:: What the task requires ::
Which lines hold the word "Coimbatore"? Show each of them.

:: Entries taken from a collection ::
-- BEGIN --

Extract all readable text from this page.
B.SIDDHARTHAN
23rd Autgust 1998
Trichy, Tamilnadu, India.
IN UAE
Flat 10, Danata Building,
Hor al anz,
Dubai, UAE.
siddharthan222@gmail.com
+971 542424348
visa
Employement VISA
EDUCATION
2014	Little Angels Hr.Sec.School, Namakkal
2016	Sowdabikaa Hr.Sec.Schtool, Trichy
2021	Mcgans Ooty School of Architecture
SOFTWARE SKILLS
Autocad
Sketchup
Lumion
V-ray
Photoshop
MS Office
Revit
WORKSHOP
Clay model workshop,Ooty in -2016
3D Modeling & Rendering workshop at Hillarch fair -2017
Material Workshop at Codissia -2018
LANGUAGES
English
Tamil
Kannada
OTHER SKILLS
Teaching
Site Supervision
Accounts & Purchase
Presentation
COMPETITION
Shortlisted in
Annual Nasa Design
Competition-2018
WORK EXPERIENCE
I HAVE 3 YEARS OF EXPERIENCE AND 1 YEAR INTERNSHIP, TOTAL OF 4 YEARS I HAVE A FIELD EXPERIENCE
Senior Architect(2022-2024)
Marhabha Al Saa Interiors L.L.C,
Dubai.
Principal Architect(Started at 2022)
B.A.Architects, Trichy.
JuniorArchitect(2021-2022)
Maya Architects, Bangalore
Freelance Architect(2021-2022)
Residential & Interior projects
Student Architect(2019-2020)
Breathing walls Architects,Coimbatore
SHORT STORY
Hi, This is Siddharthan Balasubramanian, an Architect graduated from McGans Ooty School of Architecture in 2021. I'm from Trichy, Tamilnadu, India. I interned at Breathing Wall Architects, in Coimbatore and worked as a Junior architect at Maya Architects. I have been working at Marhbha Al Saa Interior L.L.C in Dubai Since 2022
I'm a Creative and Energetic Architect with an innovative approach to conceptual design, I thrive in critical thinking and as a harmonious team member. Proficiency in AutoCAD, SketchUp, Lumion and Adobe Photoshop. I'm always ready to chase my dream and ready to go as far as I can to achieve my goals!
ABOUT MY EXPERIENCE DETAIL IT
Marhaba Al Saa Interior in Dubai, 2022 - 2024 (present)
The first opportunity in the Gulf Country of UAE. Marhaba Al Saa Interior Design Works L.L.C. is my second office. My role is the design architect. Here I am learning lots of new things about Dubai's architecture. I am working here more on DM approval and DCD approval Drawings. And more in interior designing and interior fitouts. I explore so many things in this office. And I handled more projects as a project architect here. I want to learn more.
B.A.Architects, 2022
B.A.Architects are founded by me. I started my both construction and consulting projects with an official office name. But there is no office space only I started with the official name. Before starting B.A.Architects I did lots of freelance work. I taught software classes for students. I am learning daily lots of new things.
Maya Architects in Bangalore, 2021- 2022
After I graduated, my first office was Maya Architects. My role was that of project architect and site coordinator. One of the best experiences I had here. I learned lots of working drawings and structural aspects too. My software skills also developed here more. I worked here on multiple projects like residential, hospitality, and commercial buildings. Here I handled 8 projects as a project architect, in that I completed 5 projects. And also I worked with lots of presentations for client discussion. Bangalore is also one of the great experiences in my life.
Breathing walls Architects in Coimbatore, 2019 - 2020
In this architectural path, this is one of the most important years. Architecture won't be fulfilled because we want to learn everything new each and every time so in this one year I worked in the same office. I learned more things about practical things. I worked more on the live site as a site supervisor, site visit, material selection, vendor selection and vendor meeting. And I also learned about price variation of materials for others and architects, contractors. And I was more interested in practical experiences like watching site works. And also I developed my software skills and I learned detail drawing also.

-- END --

:: Solution ::
Breathing walls Architects,Coimbatore
Hi, This is Siddharthan Balasubramanian, an Architect graduated from McGans Ooty School of Architecture in 2021. I'm from Trichy, Tamilnadu, India. I interned at Breathing Wall Architects, in Coimbatore and worked as a Junior architect at Maya Architects. I have been working at Marhbha Al Saa Interior L.L.C in Dubai Since 2022
Breathing walls Architects in Coimbatore, 2019 - 2020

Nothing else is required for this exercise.